**Problem details:** Identify the lines containing the word "JSON". Copy each one.

· · · · ·

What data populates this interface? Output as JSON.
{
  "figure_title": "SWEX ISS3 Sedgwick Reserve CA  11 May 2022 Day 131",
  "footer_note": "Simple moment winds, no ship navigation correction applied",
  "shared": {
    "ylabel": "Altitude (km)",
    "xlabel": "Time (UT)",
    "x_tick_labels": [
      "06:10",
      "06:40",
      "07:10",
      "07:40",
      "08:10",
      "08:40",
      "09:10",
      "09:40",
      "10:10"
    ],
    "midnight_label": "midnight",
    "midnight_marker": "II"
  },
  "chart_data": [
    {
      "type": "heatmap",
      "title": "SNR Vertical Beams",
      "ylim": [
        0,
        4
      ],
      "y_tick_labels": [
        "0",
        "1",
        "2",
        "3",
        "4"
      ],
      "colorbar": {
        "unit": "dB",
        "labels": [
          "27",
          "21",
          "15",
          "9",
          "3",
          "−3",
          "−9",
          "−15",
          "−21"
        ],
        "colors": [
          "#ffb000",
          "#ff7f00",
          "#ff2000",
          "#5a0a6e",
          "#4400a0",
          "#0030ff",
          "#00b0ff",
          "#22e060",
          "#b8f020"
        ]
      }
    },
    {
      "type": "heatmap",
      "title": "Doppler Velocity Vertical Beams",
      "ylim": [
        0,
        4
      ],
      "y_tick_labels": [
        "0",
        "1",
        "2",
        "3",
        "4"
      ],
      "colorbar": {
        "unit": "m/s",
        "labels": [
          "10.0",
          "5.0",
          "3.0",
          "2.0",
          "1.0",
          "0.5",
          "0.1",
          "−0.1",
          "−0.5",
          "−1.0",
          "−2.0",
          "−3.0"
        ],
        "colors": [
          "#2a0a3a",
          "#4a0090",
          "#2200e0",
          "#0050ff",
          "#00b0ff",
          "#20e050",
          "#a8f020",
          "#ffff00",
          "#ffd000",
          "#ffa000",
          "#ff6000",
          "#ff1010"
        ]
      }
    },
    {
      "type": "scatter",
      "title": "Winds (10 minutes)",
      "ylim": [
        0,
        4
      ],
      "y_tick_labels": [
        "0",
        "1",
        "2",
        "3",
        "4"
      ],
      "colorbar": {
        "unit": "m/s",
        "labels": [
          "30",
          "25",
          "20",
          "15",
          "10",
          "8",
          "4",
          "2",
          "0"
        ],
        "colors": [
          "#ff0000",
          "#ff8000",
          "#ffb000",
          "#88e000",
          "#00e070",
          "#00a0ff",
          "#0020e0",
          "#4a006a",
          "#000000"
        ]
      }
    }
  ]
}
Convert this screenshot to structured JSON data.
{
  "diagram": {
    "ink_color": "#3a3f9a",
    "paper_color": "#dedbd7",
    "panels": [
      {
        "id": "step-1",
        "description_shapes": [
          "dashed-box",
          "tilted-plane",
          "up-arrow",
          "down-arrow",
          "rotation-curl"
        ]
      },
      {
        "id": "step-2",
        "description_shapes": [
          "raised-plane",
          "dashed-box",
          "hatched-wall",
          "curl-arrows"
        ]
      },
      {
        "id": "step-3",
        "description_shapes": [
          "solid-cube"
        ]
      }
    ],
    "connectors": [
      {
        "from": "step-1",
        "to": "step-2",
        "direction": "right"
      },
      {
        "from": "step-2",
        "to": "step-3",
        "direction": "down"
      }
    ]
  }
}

· · · · ·

**Response:**
What data populates this interface? Output as JSON.
Convert this screenshot to structured JSON data.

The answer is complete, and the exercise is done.